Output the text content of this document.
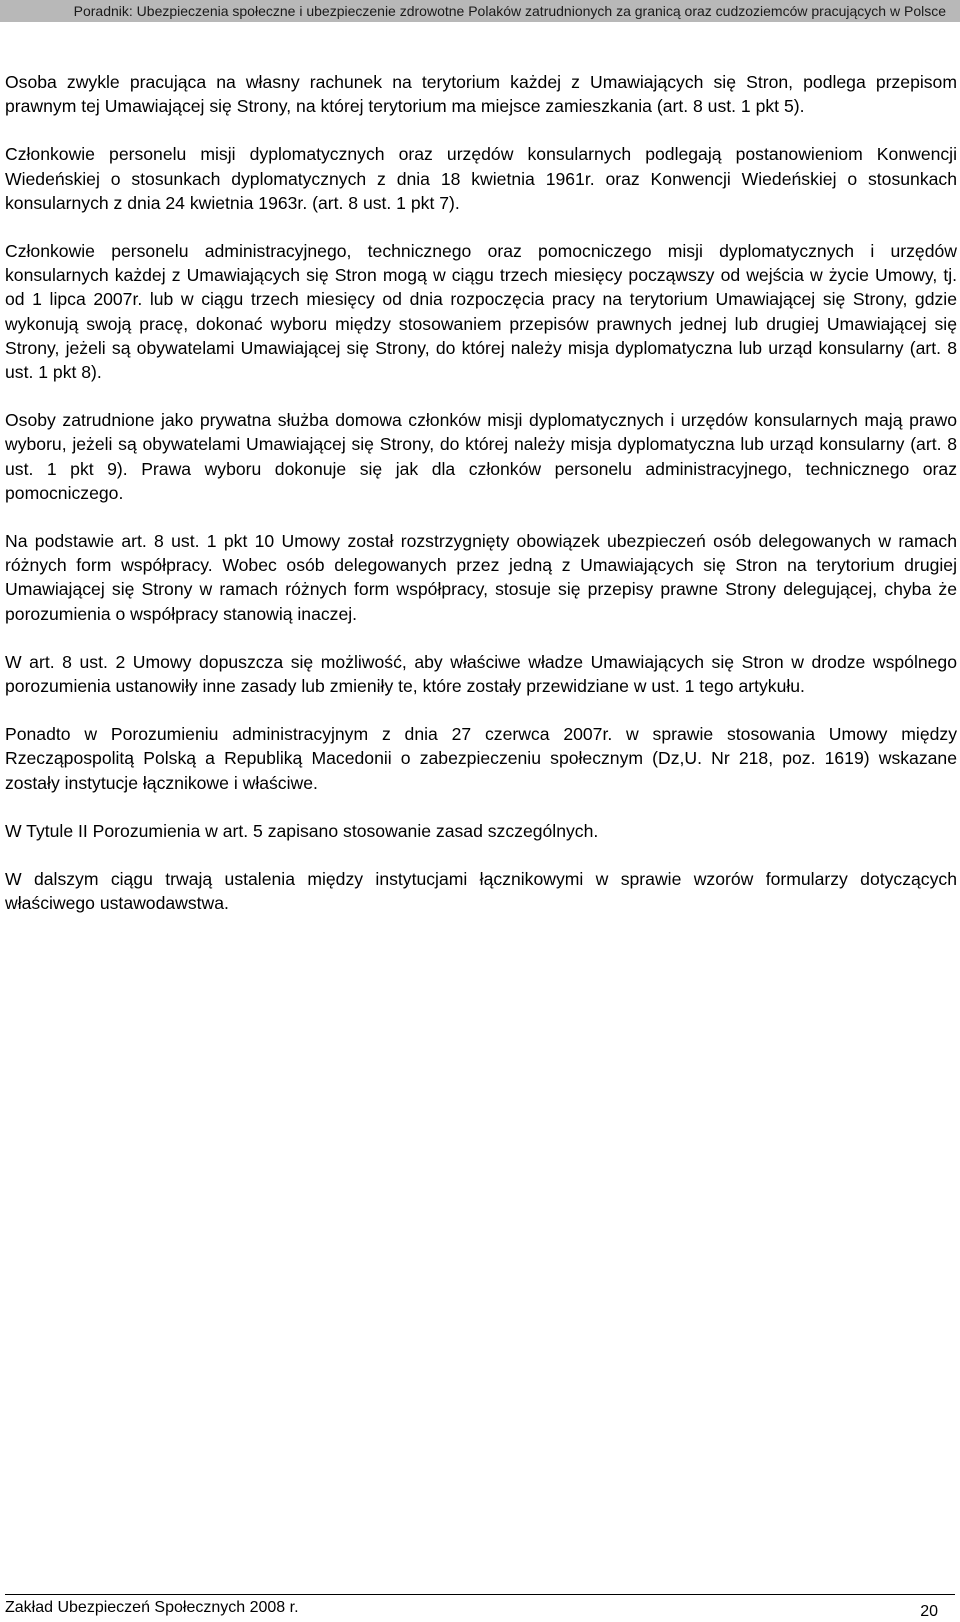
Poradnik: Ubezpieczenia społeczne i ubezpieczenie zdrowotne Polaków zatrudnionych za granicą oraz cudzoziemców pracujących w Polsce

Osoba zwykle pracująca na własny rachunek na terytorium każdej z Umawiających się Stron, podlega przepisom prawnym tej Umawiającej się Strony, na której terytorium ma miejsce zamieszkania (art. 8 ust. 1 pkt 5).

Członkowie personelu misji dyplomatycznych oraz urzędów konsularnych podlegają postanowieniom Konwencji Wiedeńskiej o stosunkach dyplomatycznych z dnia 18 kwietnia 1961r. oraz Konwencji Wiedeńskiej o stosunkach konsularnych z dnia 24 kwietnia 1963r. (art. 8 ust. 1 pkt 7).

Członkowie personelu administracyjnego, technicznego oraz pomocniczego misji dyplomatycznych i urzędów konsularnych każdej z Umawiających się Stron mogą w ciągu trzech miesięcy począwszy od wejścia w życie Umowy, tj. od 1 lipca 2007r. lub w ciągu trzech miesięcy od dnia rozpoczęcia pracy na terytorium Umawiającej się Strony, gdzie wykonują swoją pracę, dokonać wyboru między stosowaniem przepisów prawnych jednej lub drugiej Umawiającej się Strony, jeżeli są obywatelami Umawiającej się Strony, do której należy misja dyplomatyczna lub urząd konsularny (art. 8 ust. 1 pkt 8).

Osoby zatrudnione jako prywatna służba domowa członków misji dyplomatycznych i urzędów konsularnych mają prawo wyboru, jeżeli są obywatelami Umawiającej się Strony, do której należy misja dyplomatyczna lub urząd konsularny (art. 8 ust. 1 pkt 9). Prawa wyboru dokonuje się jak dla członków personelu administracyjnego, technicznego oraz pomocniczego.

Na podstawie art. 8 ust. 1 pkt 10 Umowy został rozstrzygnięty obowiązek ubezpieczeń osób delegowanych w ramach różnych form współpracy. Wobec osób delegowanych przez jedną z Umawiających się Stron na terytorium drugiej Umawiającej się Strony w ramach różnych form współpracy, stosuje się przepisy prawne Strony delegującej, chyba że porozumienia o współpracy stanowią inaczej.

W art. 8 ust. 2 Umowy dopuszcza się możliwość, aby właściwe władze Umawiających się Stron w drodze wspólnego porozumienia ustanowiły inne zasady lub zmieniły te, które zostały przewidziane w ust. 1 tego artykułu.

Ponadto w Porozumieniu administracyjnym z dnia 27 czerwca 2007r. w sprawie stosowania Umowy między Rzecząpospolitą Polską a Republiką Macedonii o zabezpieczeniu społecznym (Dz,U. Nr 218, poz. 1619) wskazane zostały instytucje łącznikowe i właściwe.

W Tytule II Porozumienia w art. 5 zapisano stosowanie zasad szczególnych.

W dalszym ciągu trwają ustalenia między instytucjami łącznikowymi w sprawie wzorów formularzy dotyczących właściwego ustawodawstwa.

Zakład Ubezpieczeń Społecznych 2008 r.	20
# # #
▸ **Goal of the exercise**: Leave out the pictures and repeat everything else in the records exactly.

▸ **Full answer**:
Output the text content of this document.
Poradnik: Ubezpieczenia społeczne i ubezpieczenie zdrowotne Polaków zatrudnionych za granicą oraz cudzoziemców pracujących w Polsce

Osoba zwykle pracująca na własny rachunek na terytorium każdej z Umawiających się Stron, podlega przepisom prawnym tej Umawiającej się Strony, na której terytorium ma miejsce zamieszkania (art. 8 ust. 1 pkt 5).

Członkowie personelu misji dyplomatycznych oraz urzędów konsularnych podlegają postanowieniom Konwencji Wiedeńskiej o stosunkach dyplomatycznych z dnia 18 kwietnia 1961r. oraz Konwencji Wiedeńskiej o stosunkach konsularnych z dnia 24 kwietnia 1963r. (art. 8 ust. 1 pkt 7).

Członkowie personelu administracyjnego, technicznego oraz pomocniczego misji dyplomatycznych i urzędów konsularnych każdej z Umawiających się Stron mogą w ciągu trzech miesięcy począwszy od wejścia w życie Umowy, tj. od 1 lipca 2007r. lub w ciągu trzech miesięcy od dnia rozpoczęcia pracy na terytorium Umawiającej się Strony, gdzie wykonują swoją pracę, dokonać wyboru między stosowaniem przepisów prawnych jednej lub drugiej Umawiającej się Strony, jeżeli są obywatelami Umawiającej się Strony, do której należy misja dyplomatyczna lub urząd konsularny (art. 8 ust. 1 pkt 8).

Osoby zatrudnione jako prywatna służba domowa członków misji dyplomatycznych i urzędów konsularnych mają prawo wyboru, jeżeli są obywatelami Umawiającej się Strony, do której należy misja dyplomatyczna lub urząd konsularny (art. 8 ust. 1 pkt 9). Prawa wyboru dokonuje się jak dla członków personelu administracyjnego, technicznego oraz pomocniczego.

Na podstawie art. 8 ust. 1 pkt 10 Umowy został rozstrzygnięty obowiązek ubezpieczeń osób delegowanych w ramach różnych form współpracy. Wobec osób delegowanych przez jedną z Umawiających się Stron na terytorium drugiej Umawiającej się Strony w ramach różnych form współpracy, stosuje się przepisy prawne Strony delegującej, chyba że porozumienia o współpracy stanowią inaczej.

W art. 8 ust. 2 Umowy dopuszcza się możliwość, aby właściwe władze Umawiających się Stron w drodze wspólnego porozumienia ustanowiły inne zasady lub zmieniły te, które zostały przewidziane w ust. 1 tego artykułu.

Ponadto w Porozumieniu administracyjnym z dnia 27 czerwca 2007r. w sprawie stosowania Umowy między Rzecząpospolitą Polską a Republiką Macedonii o zabezpieczeniu społecznym (Dz,U. Nr 218, poz. 1619) wskazane zostały instytucje łącznikowe i właściwe.

W Tytule II Porozumienia w art. 5 zapisano stosowanie zasad szczególnych.

W dalszym ciągu trwają ustalenia między instytucjami łącznikowymi w sprawie wzorów formularzy dotyczących właściwego ustawodawstwa.

Zakład Ubezpieczeń Społecznych 2008 r.	20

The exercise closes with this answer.